Lines of data

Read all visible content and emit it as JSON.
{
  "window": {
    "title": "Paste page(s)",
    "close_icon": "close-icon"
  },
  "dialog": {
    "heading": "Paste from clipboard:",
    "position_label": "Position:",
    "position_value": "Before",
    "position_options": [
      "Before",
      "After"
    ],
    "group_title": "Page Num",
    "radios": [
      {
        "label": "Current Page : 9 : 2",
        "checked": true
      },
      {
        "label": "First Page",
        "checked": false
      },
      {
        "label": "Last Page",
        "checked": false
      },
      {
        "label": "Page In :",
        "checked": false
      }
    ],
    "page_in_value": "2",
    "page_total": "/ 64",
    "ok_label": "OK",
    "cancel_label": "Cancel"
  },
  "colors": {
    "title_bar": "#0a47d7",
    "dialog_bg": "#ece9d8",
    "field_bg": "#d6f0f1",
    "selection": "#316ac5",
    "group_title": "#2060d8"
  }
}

Task:
Would you reproduce the material above in full, exactly as given?

Reply:
Read all visible content and emit it as JSON.
{
  "window": {
    "title": "Paste page(s)",
    "close_icon": "close-icon"
  },
  "dialog": {
    "heading": "Paste from clipboard:",
    "position_label": "Position:",
    "position_value": "Before",
    "position_options": [
      "Before",
      "After"
    ],
    "group_title": "Page Num",
    "radios": [
      {
        "label": "Current Page : 9 : 2",
        "checked": true
      },
      {
        "label": "First Page",
        "checked": false
      },
      {
        "label": "Last Page",
        "checked": false
      },
      {
        "label": "Page In :",
        "checked": false
      }
    ],
    "page_in_value": "2",
    "page_total": "/ 64",
    "ok_label": "OK",
    "cancel_label": "Cancel"
  },
  "colors": {
    "title_bar": "#0a47d7",
    "dialog_bg": "#ece9d8",
    "field_bg": "#d6f0f1",
    "selection": "#316ac5",
    "group_title": "#2060d8"
  }
}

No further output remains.